◆ **Aim of the task**: Copy every line with the string "being" in it.

Dataset items
## START

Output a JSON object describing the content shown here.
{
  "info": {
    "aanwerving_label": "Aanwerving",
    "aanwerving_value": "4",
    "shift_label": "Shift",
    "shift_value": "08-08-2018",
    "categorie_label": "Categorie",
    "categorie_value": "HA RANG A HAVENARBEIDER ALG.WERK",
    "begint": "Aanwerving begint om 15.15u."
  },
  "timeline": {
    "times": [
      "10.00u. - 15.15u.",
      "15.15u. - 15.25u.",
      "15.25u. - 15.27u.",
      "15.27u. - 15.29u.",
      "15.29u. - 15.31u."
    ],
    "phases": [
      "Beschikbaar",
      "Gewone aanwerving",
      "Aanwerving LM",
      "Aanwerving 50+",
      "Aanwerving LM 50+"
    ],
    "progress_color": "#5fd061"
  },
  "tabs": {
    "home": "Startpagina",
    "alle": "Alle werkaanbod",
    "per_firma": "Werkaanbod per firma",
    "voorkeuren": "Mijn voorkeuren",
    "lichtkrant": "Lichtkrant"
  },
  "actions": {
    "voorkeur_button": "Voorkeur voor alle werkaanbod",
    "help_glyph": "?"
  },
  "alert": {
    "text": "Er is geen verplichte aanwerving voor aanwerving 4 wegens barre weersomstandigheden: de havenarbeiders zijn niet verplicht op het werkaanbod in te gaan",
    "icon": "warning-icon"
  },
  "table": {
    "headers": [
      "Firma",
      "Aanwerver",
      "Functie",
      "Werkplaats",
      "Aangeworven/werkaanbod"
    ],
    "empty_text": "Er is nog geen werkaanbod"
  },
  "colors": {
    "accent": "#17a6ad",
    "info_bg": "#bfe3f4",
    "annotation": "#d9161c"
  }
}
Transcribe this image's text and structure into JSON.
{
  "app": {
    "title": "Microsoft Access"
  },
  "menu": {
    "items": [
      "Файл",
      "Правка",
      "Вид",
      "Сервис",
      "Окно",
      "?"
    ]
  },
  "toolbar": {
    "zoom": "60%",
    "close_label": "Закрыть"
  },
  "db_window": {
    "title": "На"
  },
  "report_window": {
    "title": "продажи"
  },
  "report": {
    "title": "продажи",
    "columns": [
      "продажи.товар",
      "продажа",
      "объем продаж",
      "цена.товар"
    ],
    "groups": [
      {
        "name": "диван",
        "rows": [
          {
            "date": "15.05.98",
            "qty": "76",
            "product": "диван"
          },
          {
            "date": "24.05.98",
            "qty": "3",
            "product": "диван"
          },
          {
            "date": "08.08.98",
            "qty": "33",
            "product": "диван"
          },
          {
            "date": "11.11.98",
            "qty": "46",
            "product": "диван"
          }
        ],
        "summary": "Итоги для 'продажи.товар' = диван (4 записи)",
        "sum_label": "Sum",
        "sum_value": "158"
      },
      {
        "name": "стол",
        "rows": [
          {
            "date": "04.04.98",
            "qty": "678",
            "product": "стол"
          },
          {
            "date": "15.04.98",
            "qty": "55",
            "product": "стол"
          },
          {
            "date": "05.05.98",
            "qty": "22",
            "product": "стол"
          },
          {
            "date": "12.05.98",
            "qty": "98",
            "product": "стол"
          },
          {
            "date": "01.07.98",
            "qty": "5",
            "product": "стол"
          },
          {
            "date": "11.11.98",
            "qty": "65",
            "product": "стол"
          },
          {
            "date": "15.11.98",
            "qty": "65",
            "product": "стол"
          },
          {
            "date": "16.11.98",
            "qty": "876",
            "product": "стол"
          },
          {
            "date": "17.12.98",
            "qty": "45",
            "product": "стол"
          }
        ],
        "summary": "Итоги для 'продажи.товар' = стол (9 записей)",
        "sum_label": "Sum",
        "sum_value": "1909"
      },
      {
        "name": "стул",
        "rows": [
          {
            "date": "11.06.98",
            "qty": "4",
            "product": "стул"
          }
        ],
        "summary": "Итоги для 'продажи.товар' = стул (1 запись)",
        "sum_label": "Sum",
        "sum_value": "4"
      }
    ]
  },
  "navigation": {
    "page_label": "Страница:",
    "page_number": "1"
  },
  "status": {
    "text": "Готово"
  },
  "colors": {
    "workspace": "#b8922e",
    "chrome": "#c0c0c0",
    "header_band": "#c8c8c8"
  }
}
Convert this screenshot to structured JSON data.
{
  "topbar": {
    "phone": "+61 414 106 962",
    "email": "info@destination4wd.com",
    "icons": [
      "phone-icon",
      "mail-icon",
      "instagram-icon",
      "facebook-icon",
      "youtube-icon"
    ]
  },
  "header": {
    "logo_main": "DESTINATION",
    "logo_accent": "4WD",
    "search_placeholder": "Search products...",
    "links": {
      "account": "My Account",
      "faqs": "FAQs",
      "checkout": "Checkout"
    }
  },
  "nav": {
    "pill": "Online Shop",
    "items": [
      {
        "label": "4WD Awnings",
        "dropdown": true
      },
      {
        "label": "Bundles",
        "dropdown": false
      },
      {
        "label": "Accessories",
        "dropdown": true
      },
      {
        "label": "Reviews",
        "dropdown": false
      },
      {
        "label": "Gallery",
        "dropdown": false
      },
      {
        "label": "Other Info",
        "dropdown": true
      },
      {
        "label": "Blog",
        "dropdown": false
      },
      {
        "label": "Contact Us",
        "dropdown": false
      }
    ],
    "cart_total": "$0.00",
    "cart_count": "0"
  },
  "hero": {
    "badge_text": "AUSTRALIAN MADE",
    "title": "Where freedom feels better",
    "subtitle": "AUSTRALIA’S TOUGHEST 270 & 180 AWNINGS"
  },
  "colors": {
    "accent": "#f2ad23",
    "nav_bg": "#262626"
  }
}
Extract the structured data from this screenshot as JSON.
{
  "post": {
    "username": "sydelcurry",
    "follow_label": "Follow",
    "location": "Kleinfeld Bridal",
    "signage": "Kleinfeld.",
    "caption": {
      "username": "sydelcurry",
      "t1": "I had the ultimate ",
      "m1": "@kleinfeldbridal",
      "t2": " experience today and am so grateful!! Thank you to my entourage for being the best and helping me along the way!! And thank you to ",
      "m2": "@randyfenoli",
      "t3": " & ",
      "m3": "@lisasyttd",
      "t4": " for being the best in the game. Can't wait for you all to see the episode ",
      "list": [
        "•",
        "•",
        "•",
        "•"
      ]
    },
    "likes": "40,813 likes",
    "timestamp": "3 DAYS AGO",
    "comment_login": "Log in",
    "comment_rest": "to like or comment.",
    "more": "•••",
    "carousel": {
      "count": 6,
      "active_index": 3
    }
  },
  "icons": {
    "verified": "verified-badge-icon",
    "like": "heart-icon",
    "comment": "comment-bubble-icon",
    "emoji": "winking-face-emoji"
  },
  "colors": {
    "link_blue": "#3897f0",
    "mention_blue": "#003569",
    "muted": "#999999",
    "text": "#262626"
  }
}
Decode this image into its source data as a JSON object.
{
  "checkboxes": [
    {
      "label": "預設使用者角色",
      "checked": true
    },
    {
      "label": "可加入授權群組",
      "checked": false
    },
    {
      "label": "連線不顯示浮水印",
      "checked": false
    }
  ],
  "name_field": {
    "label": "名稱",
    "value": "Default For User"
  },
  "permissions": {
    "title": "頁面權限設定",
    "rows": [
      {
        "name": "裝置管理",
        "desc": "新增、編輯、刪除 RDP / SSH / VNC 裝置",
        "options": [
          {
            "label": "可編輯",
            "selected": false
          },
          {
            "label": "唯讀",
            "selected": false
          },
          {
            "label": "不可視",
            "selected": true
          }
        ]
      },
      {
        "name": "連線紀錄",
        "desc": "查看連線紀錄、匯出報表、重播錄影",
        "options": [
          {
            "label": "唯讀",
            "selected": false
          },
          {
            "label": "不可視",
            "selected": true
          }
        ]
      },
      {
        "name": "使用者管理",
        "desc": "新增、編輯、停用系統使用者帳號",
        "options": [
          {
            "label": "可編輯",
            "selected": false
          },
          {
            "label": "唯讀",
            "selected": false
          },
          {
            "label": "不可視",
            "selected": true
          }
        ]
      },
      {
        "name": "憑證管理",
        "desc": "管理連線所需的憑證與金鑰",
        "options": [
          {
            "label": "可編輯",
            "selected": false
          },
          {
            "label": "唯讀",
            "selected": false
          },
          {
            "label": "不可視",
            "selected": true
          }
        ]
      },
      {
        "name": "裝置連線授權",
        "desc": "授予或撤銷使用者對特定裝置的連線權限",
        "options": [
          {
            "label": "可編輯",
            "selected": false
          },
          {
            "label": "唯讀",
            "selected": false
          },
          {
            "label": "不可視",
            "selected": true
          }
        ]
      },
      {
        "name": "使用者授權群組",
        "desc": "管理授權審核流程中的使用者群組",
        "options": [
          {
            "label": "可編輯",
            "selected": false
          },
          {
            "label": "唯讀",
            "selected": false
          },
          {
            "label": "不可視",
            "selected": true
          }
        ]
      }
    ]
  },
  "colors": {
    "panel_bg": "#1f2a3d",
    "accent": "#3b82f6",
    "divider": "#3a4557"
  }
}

## END

◆ **Full solution**:
      "t2": " experience today and am so grateful!! Thank you to my entourage for being the best and helping me along the way!! And thank you to ",
      "t4": " for being the best in the game. Can't wait for you all to see the episode ",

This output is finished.